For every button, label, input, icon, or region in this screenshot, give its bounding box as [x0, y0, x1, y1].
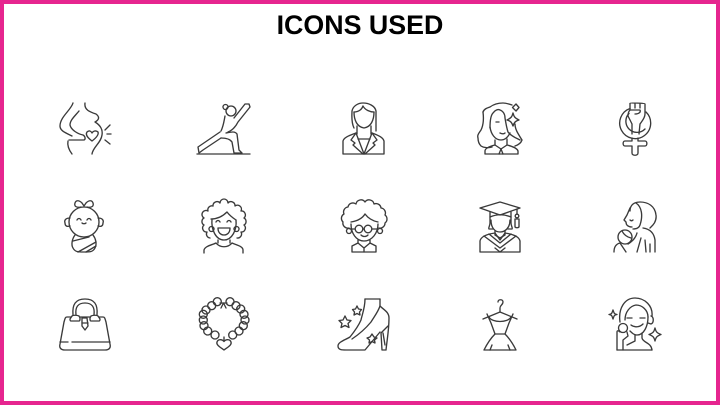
icon: mother in hijab holding baby [614, 202, 656, 252]
icon: elderly woman with glasses [341, 200, 387, 252]
icon: graduate with cap [480, 202, 520, 252]
icon: woman with sparkles [478, 103, 522, 154]
title: ICONS USED [277, 10, 443, 40]
icon: businesswoman [343, 103, 384, 154]
icon: feminist fist symbol [620, 103, 651, 155]
icon: handbag [60, 299, 110, 350]
icon: woman applying skincare with sparkles [609, 298, 661, 350]
icon: pregnant woman [60, 103, 111, 154]
icon: curly haired woman laughing [202, 199, 246, 253]
icon: swaddled baby girl [65, 201, 103, 252]
icon: dress on hanger [483, 300, 517, 350]
icon: pearl bracelet with heart [199, 298, 249, 350]
icon: yoga pose [197, 104, 250, 154]
icon: high heel with stars [338, 299, 389, 350]
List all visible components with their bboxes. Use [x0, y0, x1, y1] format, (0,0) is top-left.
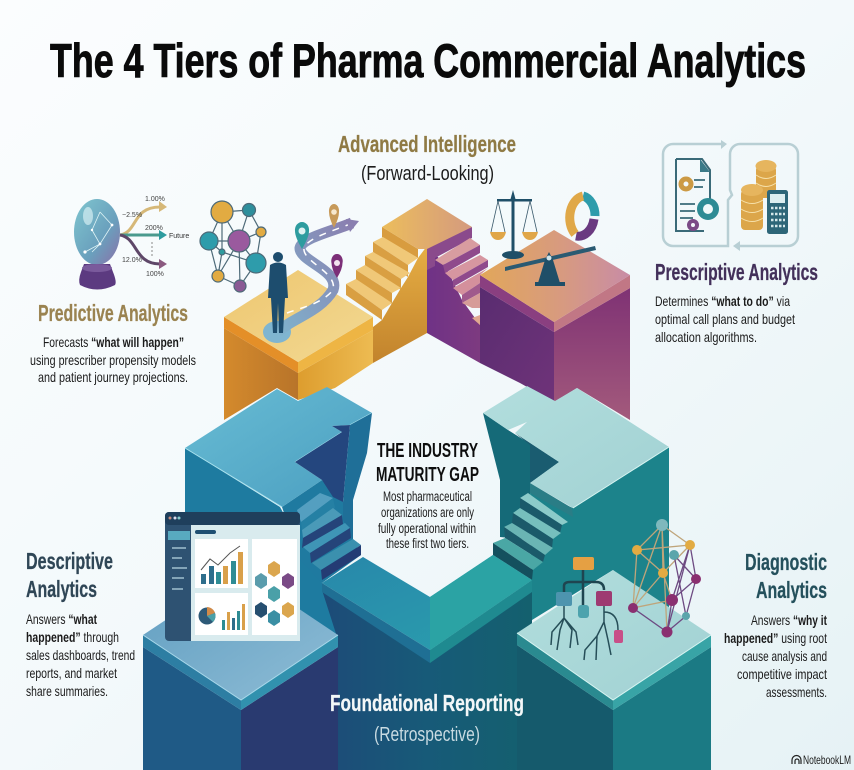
icon: seesaw — [505, 246, 596, 286]
icon: network — [200, 201, 266, 292]
icon: balance scales — [490, 190, 538, 259]
heading: descriptive analytics — [26, 548, 113, 602]
chart panel: bars and trend — [195, 539, 248, 588]
heading: advanced intelligence: Advanced Intelligence — [338, 131, 516, 157]
text: predictive description: Forecasts “what will happen” — [43, 334, 184, 350]
text: descriptive description: happened” through — [26, 629, 119, 645]
dashboard illustration — [165, 512, 300, 641]
icon: location pins — [295, 204, 343, 278]
text: prescriptive description: optimal call plans and budget — [655, 311, 795, 327]
panel: diagnostic block — [517, 570, 711, 770]
text: predictive description: and patient journey projections. — [38, 369, 188, 385]
heading: predictive analytics: Predictive Analytics — [38, 300, 188, 326]
lower tier: teal stair tower — [483, 386, 669, 650]
heading: advanced intelligence — [338, 131, 516, 185]
chart: forecast arrows: 200% — [145, 225, 163, 232]
heading: advanced intelligence: (Forward-Looking) — [361, 163, 494, 185]
text: predictive description — [30, 334, 196, 385]
text: diagnostic description: Answers “why it — [751, 612, 827, 628]
chart panel: hexagon network — [252, 539, 297, 635]
upper tier: summit landing — [382, 199, 472, 249]
chart: forecast arrows — [120, 196, 189, 278]
callout: industry maturity gap: fully operational within — [378, 521, 476, 536]
icon: coins and calculator — [741, 160, 788, 234]
icon: diagnostic network — [628, 519, 701, 638]
icon: person — [268, 252, 288, 333]
heading: foundational reporting: Foundational Reporting — [330, 690, 524, 716]
heading: descriptive analytics: Descriptive — [26, 548, 113, 574]
callout: industry maturity gap: THE INDUSTRY — [377, 440, 478, 462]
panel: purple platform — [480, 230, 630, 420]
callout: industry maturity gap: these first two tiers. — [386, 536, 469, 551]
text: descriptive description: reports, and market — [26, 665, 117, 681]
icon: crystal ball — [74, 199, 120, 290]
chart: forecast arrows: 1.00% — [145, 196, 165, 203]
heading: diagnostic analytics — [745, 549, 827, 603]
text: descriptive description: Answers “what — [26, 611, 97, 627]
text: prescriptive description — [655, 293, 795, 345]
foundational reporting base — [322, 555, 532, 770]
callout: industry maturity gap: organizations are only — [381, 505, 474, 520]
chart: forecast arrows: Future — [169, 233, 189, 240]
upper tier: gold stair tower — [346, 227, 427, 363]
upper tier: purple stair tower — [427, 227, 488, 363]
heading: foundational reporting — [330, 690, 524, 746]
callout: industry maturity gap: MATURITY GAP — [376, 464, 479, 486]
text: diagnostic description — [724, 612, 827, 700]
lower tier: blue stair tower — [185, 387, 372, 640]
heading: foundational reporting: (Retrospective) — [374, 724, 480, 746]
text: predictive description: using prescriber propensity models — [30, 352, 196, 368]
panel: descriptive block — [143, 570, 338, 770]
text: diagnostic description: competitive impact — [737, 666, 827, 682]
chart: forecast arrows: 100% — [146, 271, 164, 278]
text: prescriptive description: Determines “what to do” via — [655, 293, 790, 309]
chart panel: pie and bars — [195, 593, 248, 635]
icon: root cause tree — [551, 557, 623, 660]
icon: donut chart — [570, 196, 595, 236]
callout: industry maturity gap: Most pharmaceutical — [383, 489, 472, 504]
text: descriptive description: sales dashboards, trend — [26, 647, 135, 663]
text: prescriptive description: allocation algorithms. — [655, 329, 757, 345]
chart: forecast arrows: 12.0% — [122, 257, 142, 264]
callout: industry maturity gap — [376, 440, 479, 551]
panel: gold platform — [224, 270, 373, 420]
icon: road path — [263, 219, 359, 343]
text: descriptive description — [26, 611, 135, 699]
heading: descriptive analytics: Analytics — [26, 576, 97, 602]
icon: prescriptive workflow frames — [663, 140, 798, 251]
text: descriptive description: share summaries. — [26, 683, 108, 699]
text: diagnostic description: happened” using root — [724, 630, 827, 646]
text: diagnostic description: assessments. — [766, 684, 827, 700]
chart: forecast arrows: −2.5% — [122, 212, 142, 219]
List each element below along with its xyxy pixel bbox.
--------
[Task description]: Reproduce every row from the one containing "icon: seesaw — [505, 246, 596, 286]" down to the one containing "text: predictive description —", both ends included, without changing a character.

[Expected output]:
icon: seesaw — [505, 246, 596, 286]
icon: network — [200, 201, 266, 292]
icon: balance scales — [490, 190, 538, 259]
heading: descriptive analytics — [26, 548, 113, 602]
chart panel: bars and trend — [195, 539, 248, 588]
heading: advanced intelligence: Advanced Intelligence — [338, 131, 516, 157]
text: predictive description: Forecasts “what will happen” — [43, 334, 184, 350]
text: descriptive description: happened” through — [26, 629, 119, 645]
dashboard illustration — [165, 512, 300, 641]
icon: location pins — [295, 204, 343, 278]
text: prescriptive description: optimal call plans and budget — [655, 311, 795, 327]
panel: diagnostic block — [517, 570, 711, 770]
text: predictive description: and patient journey projections. — [38, 369, 188, 385]
heading: predictive analytics: Predictive Analytics — [38, 300, 188, 326]
lower tier: teal stair tower — [483, 386, 669, 650]
heading: advanced intelligence — [338, 131, 516, 185]
chart: forecast arrows: 200% — [145, 225, 163, 232]
heading: advanced intelligence: (Forward-Looking) — [361, 163, 494, 185]
text: predictive description — [30, 334, 196, 385]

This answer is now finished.